§ **WORK REQUIRED**
Write out each line word for word. Drop pictures.

§ **DATASET ENTRIES**

########################################

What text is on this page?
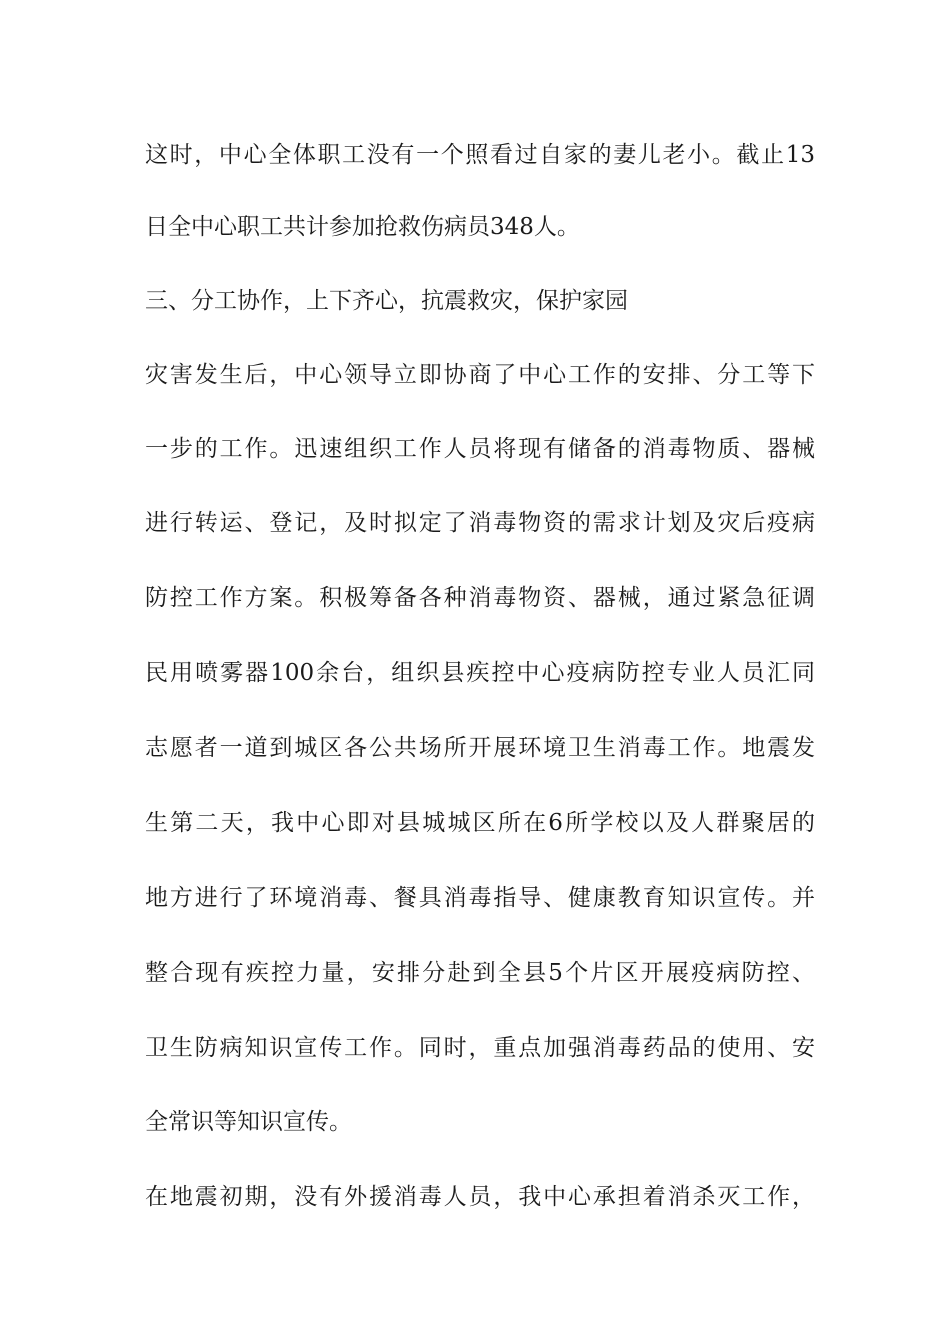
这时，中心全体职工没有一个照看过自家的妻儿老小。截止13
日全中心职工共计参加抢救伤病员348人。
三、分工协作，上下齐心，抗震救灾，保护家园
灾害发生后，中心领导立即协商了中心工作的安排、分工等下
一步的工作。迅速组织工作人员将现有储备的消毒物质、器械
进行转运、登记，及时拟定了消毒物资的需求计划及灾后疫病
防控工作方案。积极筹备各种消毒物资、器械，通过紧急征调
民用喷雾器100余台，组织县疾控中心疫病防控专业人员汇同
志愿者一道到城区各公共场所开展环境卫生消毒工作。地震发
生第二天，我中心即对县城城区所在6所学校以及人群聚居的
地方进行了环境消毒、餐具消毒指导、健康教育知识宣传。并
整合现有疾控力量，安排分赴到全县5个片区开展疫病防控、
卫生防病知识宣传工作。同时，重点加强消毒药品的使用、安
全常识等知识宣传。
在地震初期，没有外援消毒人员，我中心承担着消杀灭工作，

########################################

§ **FINAL RESULT**
What text is on this page?
这时，中心全体职工没有一个照看过自家的妻儿老小。截止13
日全中心职工共计参加抢救伤病员348人。
三、分工协作，上下齐心，抗震救灾，保护家园
灾害发生后，中心领导立即协商了中心工作的安排、分工等下
一步的工作。迅速组织工作人员将现有储备的消毒物质、器械
进行转运、登记，及时拟定了消毒物资的需求计划及灾后疫病
防控工作方案。积极筹备各种消毒物资、器械，通过紧急征调
民用喷雾器100余台，组织县疾控中心疫病防控专业人员汇同
志愿者一道到城区各公共场所开展环境卫生消毒工作。地震发
生第二天，我中心即对县城城区所在6所学校以及人群聚居的
地方进行了环境消毒、餐具消毒指导、健康教育知识宣传。并
整合现有疾控力量，安排分赴到全县5个片区开展疫病防控、
卫生防病知识宣传工作。同时，重点加强消毒药品的使用、安
全常识等知识宣传。
在地震初期，没有外援消毒人员，我中心承担着消杀灭工作，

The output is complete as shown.